Gather every line in the records below that contains the word "Дирекция".

(Stored records)
::::

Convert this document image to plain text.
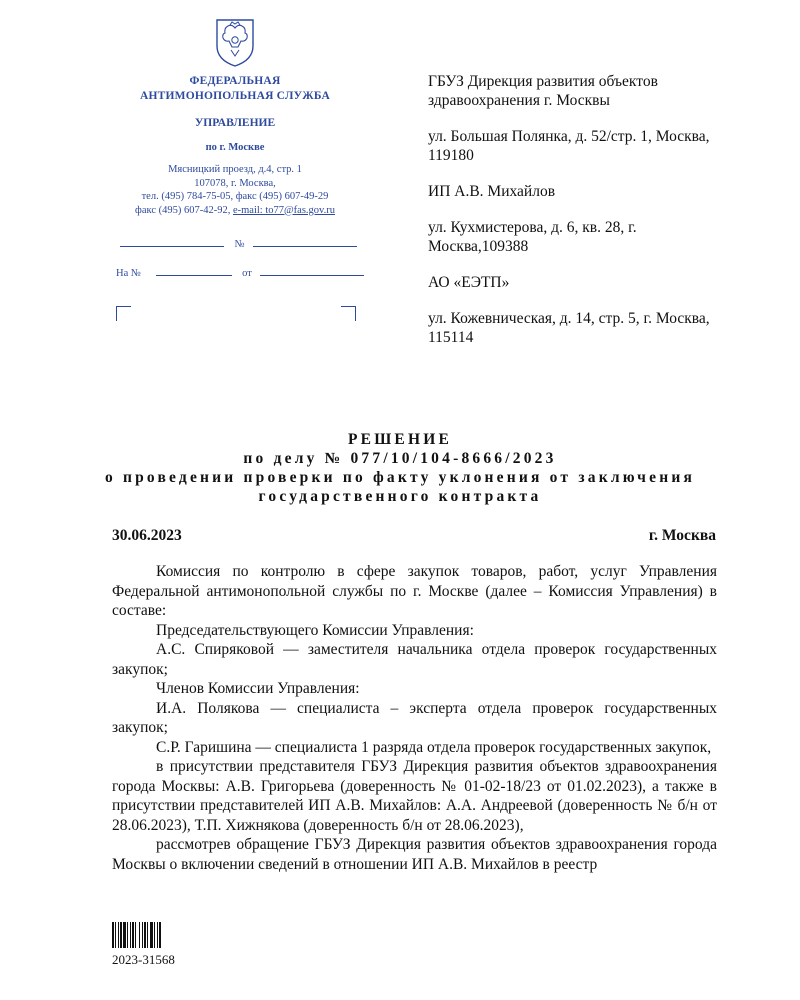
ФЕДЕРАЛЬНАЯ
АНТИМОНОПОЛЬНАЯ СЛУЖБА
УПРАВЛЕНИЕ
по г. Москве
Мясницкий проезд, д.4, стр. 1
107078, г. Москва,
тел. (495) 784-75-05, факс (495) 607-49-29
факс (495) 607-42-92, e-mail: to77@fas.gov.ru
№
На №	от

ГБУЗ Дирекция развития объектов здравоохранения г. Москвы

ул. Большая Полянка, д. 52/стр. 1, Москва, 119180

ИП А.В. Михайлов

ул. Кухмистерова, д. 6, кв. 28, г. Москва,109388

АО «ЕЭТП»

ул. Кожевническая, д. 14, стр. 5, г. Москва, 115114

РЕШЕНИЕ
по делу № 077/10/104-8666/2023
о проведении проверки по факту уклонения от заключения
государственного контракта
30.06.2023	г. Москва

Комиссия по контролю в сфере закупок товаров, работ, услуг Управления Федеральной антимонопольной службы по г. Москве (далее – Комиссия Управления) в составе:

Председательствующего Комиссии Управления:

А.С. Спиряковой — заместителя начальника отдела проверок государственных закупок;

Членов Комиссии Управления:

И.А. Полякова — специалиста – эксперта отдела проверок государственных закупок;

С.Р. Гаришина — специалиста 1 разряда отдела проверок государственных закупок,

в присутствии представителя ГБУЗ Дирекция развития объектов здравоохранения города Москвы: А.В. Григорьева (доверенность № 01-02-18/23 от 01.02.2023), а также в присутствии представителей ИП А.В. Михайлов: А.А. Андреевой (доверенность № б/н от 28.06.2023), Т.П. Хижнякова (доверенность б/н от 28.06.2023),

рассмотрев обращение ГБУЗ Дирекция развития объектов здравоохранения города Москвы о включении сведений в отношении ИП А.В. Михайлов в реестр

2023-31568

::::

» **Result**
ГБУЗ Дирекция развития объектов здравоохранения г. Москвы
в присутствии представителя ГБУЗ Дирекция развития объектов здравоохранения города Москвы: А.В. Григорьева (доверенность № 01-02-18/23 от 01.02.2023), а также в присутствии представителей ИП А.В. Михайлов: А.А. Андреевой (доверенность № б/н от 28.06.2023), Т.П. Хижнякова (доверенность б/н от 28.06.2023),
рассмотрев обращение ГБУЗ Дирекция развития объектов здравоохранения города Москвы о включении сведений в отношении ИП А.В. Михайлов в реестр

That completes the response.